Do this =>
Transcribe the records that follow, preserving every word.

Input rows =>
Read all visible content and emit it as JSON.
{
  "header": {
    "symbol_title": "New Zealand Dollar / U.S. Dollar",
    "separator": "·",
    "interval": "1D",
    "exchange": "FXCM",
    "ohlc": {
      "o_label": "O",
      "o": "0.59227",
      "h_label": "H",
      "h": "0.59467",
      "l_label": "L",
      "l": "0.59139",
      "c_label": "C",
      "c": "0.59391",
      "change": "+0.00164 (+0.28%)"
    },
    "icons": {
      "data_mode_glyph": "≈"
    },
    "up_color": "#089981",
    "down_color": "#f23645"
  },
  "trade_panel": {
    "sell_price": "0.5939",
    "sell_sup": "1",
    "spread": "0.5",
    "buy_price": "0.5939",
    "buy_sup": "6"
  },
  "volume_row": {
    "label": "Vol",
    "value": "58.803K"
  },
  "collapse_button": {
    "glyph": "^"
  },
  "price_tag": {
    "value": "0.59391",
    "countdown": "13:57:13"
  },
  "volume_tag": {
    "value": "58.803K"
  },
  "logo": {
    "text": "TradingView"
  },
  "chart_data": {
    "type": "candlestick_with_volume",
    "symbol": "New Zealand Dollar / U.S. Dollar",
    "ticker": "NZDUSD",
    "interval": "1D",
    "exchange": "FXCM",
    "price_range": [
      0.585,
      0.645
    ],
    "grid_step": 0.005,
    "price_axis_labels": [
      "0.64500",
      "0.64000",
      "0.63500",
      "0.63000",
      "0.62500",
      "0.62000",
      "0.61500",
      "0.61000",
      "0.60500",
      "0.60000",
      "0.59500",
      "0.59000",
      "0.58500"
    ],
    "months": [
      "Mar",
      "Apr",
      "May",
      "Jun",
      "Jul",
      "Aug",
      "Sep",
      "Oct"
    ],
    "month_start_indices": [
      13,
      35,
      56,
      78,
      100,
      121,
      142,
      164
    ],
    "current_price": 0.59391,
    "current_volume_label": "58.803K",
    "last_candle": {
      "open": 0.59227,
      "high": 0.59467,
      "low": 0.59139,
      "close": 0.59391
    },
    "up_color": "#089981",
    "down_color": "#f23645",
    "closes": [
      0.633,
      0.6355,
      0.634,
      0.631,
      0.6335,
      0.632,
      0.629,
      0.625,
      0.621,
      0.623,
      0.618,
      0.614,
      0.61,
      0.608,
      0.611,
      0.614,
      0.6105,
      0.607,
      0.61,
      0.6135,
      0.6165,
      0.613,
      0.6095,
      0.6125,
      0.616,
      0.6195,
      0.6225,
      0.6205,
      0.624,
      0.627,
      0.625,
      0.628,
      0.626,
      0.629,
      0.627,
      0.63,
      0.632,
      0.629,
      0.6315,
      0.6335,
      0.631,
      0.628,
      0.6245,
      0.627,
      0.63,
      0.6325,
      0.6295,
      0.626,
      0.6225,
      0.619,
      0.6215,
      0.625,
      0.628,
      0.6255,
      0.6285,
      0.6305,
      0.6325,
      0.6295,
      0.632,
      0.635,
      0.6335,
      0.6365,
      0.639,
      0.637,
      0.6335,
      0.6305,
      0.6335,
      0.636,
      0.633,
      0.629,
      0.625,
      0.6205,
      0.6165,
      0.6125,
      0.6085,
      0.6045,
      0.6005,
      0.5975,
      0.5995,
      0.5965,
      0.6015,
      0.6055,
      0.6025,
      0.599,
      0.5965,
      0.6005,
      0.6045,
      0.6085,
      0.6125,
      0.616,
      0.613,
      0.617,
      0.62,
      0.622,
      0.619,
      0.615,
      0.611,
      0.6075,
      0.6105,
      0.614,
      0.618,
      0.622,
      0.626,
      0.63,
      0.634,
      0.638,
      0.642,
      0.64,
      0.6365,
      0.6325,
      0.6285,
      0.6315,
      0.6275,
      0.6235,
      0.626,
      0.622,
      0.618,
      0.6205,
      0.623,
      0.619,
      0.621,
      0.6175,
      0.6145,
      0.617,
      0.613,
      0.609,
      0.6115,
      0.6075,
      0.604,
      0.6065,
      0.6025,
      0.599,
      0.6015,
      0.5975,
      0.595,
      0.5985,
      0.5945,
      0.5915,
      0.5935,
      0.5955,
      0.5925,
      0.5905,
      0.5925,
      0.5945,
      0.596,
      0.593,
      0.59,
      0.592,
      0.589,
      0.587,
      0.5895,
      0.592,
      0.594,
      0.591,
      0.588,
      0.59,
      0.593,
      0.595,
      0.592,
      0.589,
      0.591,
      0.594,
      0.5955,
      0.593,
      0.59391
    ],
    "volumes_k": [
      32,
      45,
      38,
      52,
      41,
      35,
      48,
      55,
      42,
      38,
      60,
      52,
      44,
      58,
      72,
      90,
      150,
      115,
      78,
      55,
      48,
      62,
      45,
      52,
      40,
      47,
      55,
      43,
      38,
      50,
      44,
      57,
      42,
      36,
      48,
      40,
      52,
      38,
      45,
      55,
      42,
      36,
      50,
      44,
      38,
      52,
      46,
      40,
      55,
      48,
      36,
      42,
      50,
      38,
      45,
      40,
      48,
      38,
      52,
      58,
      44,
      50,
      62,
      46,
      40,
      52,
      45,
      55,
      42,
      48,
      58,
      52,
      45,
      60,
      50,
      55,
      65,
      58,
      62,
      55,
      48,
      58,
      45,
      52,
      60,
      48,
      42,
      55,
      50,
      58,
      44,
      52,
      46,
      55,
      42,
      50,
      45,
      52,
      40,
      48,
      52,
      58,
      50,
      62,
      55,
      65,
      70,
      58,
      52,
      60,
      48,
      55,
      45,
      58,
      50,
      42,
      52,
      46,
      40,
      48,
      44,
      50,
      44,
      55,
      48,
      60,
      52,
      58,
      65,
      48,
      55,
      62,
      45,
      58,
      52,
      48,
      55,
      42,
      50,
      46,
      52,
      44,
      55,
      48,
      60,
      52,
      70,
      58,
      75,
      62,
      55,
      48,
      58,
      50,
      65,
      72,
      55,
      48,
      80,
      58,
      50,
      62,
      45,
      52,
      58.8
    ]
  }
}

The completed task =>
Read all visible content and emit it as JSON.
{
  "header": {
    "symbol_title": "New Zealand Dollar / U.S. Dollar",
    "separator": "·",
    "interval": "1D",
    "exchange": "FXCM",
    "ohlc": {
      "o_label": "O",
      "o": "0.59227",
      "h_label": "H",
      "h": "0.59467",
      "l_label": "L",
      "l": "0.59139",
      "c_label": "C",
      "c": "0.59391",
      "change": "+0.00164 (+0.28%)"
    },
    "icons": {
      "data_mode_glyph": "≈"
    },
    "up_color": "#089981",
    "down_color": "#f23645"
  },
  "trade_panel": {
    "sell_price": "0.5939",
    "sell_sup": "1",
    "spread": "0.5",
    "buy_price": "0.5939",
    "buy_sup": "6"
  },
  "volume_row": {
    "label": "Vol",
    "value": "58.803K"
  },
  "collapse_button": {
    "glyph": "^"
  },
  "price_tag": {
    "value": "0.59391",
    "countdown": "13:57:13"
  },
  "volume_tag": {
    "value": "58.803K"
  },
  "logo": {
    "text": "TradingView"
  },
  "chart_data": {
    "type": "candlestick_with_volume",
    "symbol": "New Zealand Dollar / U.S. Dollar",
    "ticker": "NZDUSD",
    "interval": "1D",
    "exchange": "FXCM",
    "price_range": [
      0.585,
      0.645
    ],
    "grid_step": 0.005,
    "price_axis_labels": [
      "0.64500",
      "0.64000",
      "0.63500",
      "0.63000",
      "0.62500",
      "0.62000",
      "0.61500",
      "0.61000",
      "0.60500",
      "0.60000",
      "0.59500",
      "0.59000",
      "0.58500"
    ],
    "months": [
      "Mar",
      "Apr",
      "May",
      "Jun",
      "Jul",
      "Aug",
      "Sep",
      "Oct"
    ],
    "month_start_indices": [
      13,
      35,
      56,
      78,
      100,
      121,
      142,
      164
    ],
    "current_price": 0.59391,
    "current_volume_label": "58.803K",
    "last_candle": {
      "open": 0.59227,
      "high": 0.59467,
      "low": 0.59139,
      "close": 0.59391
    },
    "up_color": "#089981",
    "down_color": "#f23645",
    "closes": [
      0.633,
      0.6355,
      0.634,
      0.631,
      0.6335,
      0.632,
      0.629,
      0.625,
      0.621,
      0.623,
      0.618,
      0.614,
      0.61,
      0.608,
      0.611,
      0.614,
      0.6105,
      0.607,
      0.61,
      0.6135,
      0.6165,
      0.613,
      0.6095,
      0.6125,
      0.616,
      0.6195,
      0.6225,
      0.6205,
      0.624,
      0.627,
      0.625,
      0.628,
      0.626,
      0.629,
      0.627,
      0.63,
      0.632,
      0.629,
      0.6315,
      0.6335,
      0.631,
      0.628,
      0.6245,
      0.627,
      0.63,
      0.6325,
      0.6295,
      0.626,
      0.6225,
      0.619,
      0.6215,
      0.625,
      0.628,
      0.6255,
      0.6285,
      0.6305,
      0.6325,
      0.6295,
      0.632,
      0.635,
      0.6335,
      0.6365,
      0.639,
      0.637,
      0.6335,
      0.6305,
      0.6335,
      0.636,
      0.633,
      0.629,
      0.625,
      0.6205,
      0.6165,
      0.6125,
      0.6085,
      0.6045,
      0.6005,
      0.5975,
      0.5995,
      0.5965,
      0.6015,
      0.6055,
      0.6025,
      0.599,
      0.5965,
      0.6005,
      0.6045,
      0.6085,
      0.6125,
      0.616,
      0.613,
      0.617,
      0.62,
      0.622,
      0.619,
      0.615,
      0.611,
      0.6075,
      0.6105,
      0.614,
      0.618,
      0.622,
      0.626,
      0.63,
      0.634,
      0.638,
      0.642,
      0.64,
      0.6365,
      0.6325,
      0.6285,
      0.6315,
      0.6275,
      0.6235,
      0.626,
      0.622,
      0.618,
      0.6205,
      0.623,
      0.619,
      0.621,
      0.6175,
      0.6145,
      0.617,
      0.613,
      0.609,
      0.6115,
      0.6075,
      0.604,
      0.6065,
      0.6025,
      0.599,
      0.6015,
      0.5975,
      0.595,
      0.5985,
      0.5945,
      0.5915,
      0.5935,
      0.5955,
      0.5925,
      0.5905,
      0.5925,
      0.5945,
      0.596,
      0.593,
      0.59,
      0.592,
      0.589,
      0.587,
      0.5895,
      0.592,
      0.594,
      0.591,
      0.588,
      0.59,
      0.593,
      0.595,
      0.592,
      0.589,
      0.591,
      0.594,
      0.5955,
      0.593,
      0.59391
    ],
    "volumes_k": [
      32,
      45,
      38,
      52,
      41,
      35,
      48,
      55,
      42,
      38,
      60,
      52,
      44,
      58,
      72,
      90,
      150,
      115,
      78,
      55,
      48,
      62,
      45,
      52,
      40,
      47,
      55,
      43,
      38,
      50,
      44,
      57,
      42,
      36,
      48,
      40,
      52,
      38,
      45,
      55,
      42,
      36,
      50,
      44,
      38,
      52,
      46,
      40,
      55,
      48,
      36,
      42,
      50,
      38,
      45,
      40,
      48,
      38,
      52,
      58,
      44,
      50,
      62,
      46,
      40,
      52,
      45,
      55,
      42,
      48,
      58,
      52,
      45,
      60,
      50,
      55,
      65,
      58,
      62,
      55,
      48,
      58,
      45,
      52,
      60,
      48,
      42,
      55,
      50,
      58,
      44,
      52,
      46,
      55,
      42,
      50,
      45,
      52,
      40,
      48,
      52,
      58,
      50,
      62,
      55,
      65,
      70,
      58,
      52,
      60,
      48,
      55,
      45,
      58,
      50,
      42,
      52,
      46,
      40,
      48,
      44,
      50,
      44,
      55,
      48,
      60,
      52,
      58,
      65,
      48,
      55,
      62,
      45,
      58,
      52,
      48,
      55,
      42,
      50,
      46,
      52,
      44,
      55,
      48,
      60,
      52,
      70,
      58,
      75,
      62,
      55,
      48,
      58,
      50,
      65,
      72,
      55,
      48,
      80,
      58,
      50,
      62,
      45,
      52,
      58.8
    ]
  }
}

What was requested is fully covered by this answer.